Sort through the data and copy the lines holding the word "Калмыкия".

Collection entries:

□ □ □

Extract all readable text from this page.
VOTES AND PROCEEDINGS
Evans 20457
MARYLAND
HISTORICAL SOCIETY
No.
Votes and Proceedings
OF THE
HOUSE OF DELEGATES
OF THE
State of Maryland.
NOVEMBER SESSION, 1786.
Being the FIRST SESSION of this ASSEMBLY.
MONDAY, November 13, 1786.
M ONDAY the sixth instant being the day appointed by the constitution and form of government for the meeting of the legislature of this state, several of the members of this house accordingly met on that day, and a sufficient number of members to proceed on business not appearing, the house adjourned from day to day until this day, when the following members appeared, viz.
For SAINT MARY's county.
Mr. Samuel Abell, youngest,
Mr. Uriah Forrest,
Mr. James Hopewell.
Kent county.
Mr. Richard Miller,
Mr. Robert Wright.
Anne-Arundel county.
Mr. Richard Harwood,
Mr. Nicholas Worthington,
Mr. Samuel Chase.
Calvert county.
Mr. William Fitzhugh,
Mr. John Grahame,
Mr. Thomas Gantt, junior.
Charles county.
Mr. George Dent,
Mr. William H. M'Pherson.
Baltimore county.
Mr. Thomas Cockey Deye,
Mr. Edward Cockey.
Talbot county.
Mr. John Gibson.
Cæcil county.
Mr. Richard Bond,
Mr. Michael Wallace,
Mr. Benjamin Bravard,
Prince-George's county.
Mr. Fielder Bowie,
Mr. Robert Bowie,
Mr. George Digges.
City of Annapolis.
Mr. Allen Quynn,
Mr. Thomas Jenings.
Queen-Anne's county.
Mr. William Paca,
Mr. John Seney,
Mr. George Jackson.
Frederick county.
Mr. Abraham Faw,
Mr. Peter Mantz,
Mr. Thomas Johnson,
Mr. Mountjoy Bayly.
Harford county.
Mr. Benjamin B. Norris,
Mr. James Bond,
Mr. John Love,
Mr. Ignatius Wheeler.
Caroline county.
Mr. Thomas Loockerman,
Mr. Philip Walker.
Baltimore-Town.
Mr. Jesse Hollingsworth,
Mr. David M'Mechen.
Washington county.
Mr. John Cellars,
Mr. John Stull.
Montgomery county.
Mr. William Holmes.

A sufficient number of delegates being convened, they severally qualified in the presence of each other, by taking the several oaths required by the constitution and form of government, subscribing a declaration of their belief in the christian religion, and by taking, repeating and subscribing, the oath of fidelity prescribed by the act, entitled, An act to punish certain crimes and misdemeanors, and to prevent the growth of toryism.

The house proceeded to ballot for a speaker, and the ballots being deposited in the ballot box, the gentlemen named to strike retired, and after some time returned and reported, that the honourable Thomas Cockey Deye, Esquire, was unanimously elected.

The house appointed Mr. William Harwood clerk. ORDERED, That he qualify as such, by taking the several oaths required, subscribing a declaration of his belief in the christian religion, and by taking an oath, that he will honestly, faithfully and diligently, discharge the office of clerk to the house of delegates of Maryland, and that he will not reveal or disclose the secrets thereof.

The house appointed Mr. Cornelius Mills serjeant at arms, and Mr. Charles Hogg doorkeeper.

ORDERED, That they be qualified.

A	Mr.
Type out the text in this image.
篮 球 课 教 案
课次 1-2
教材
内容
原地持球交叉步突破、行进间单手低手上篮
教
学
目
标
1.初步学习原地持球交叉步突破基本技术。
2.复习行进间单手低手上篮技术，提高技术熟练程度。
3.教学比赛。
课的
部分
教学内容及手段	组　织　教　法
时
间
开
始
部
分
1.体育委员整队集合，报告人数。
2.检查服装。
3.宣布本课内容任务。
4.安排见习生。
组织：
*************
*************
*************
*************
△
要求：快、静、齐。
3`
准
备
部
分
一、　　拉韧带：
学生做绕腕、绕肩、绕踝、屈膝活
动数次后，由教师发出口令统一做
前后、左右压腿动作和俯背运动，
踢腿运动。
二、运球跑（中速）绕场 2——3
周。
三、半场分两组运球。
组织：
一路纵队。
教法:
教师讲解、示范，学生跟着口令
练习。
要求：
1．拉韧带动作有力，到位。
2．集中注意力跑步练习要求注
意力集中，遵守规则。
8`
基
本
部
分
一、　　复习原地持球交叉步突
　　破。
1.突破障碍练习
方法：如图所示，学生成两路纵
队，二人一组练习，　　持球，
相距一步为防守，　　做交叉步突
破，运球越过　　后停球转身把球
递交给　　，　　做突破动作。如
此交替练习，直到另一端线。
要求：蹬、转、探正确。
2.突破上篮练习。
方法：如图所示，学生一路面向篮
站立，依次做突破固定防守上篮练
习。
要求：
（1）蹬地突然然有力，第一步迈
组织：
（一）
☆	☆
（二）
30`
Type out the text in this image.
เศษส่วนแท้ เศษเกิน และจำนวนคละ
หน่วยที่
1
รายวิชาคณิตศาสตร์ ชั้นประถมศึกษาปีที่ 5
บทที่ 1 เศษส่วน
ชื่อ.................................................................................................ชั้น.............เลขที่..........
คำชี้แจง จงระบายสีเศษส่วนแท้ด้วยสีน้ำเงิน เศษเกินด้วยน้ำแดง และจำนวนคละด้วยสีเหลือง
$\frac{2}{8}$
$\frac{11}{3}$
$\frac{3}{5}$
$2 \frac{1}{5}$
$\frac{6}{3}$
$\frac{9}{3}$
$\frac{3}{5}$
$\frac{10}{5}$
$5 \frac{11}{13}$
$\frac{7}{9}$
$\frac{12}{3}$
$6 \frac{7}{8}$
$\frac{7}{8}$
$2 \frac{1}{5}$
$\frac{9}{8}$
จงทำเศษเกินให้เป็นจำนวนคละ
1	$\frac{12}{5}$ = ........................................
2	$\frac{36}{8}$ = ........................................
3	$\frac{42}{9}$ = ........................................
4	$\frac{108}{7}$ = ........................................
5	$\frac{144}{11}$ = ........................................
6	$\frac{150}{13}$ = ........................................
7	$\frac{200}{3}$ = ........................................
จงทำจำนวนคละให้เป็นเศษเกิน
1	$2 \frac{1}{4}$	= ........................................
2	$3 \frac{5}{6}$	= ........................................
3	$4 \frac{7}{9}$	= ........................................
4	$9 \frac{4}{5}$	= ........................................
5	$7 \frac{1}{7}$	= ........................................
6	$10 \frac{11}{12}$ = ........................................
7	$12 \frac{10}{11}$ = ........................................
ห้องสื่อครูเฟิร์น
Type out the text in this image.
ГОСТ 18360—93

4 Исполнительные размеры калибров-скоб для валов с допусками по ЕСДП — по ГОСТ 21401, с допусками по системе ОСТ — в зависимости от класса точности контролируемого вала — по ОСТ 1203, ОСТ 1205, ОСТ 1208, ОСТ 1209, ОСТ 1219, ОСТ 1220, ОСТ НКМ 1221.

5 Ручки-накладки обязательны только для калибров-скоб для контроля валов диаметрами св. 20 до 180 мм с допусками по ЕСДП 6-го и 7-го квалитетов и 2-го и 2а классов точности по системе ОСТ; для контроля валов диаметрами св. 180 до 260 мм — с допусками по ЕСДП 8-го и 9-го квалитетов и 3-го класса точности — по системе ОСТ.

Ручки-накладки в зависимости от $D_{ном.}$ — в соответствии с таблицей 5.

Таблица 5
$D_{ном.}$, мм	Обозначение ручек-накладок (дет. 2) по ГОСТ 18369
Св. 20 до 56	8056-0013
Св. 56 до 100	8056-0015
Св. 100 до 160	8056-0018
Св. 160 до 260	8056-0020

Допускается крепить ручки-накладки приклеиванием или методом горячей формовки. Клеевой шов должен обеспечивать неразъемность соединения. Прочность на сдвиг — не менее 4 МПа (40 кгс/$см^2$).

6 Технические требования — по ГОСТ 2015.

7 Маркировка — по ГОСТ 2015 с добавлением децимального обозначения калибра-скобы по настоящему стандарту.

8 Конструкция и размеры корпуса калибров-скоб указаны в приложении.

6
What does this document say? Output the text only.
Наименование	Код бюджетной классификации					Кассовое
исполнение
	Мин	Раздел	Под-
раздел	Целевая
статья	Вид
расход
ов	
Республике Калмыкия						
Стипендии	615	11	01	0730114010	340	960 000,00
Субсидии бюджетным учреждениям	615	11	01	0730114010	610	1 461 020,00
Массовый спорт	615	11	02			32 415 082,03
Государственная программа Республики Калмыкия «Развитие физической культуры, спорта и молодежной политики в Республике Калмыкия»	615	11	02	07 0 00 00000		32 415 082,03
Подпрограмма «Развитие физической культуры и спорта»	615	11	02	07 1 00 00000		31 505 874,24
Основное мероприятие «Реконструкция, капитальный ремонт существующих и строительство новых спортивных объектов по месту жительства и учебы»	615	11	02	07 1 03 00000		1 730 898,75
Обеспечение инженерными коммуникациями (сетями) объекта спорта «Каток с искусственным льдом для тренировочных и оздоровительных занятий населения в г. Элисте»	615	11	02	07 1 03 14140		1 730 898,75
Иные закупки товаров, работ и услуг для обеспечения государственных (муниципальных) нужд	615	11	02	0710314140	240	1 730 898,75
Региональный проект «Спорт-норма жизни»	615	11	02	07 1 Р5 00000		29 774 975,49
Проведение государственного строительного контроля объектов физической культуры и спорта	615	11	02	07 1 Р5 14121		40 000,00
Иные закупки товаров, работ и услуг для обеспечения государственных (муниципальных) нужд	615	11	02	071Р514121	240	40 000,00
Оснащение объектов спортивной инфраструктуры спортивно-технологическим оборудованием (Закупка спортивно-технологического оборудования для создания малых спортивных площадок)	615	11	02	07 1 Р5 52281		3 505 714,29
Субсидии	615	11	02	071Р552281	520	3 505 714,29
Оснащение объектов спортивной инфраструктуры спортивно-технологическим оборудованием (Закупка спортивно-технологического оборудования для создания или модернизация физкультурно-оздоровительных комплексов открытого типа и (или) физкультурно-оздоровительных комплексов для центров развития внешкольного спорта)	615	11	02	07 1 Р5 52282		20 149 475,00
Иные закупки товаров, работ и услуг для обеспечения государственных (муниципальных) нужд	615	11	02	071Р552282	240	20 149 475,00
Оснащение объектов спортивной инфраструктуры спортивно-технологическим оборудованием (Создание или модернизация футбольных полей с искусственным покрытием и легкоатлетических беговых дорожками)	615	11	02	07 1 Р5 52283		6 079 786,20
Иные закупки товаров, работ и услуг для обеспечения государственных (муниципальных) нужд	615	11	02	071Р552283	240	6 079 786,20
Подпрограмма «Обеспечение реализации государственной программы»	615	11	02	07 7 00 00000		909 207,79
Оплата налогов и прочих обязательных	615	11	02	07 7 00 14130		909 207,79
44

□ □ □

**Reply:**
Республике Калмыкия						
Государственная программа Республики Калмыкия «Развитие физической культуры, спорта и молодежной политики в Республике Калмыкия»	615	11	02	07 0 00 00000		32 415 082,03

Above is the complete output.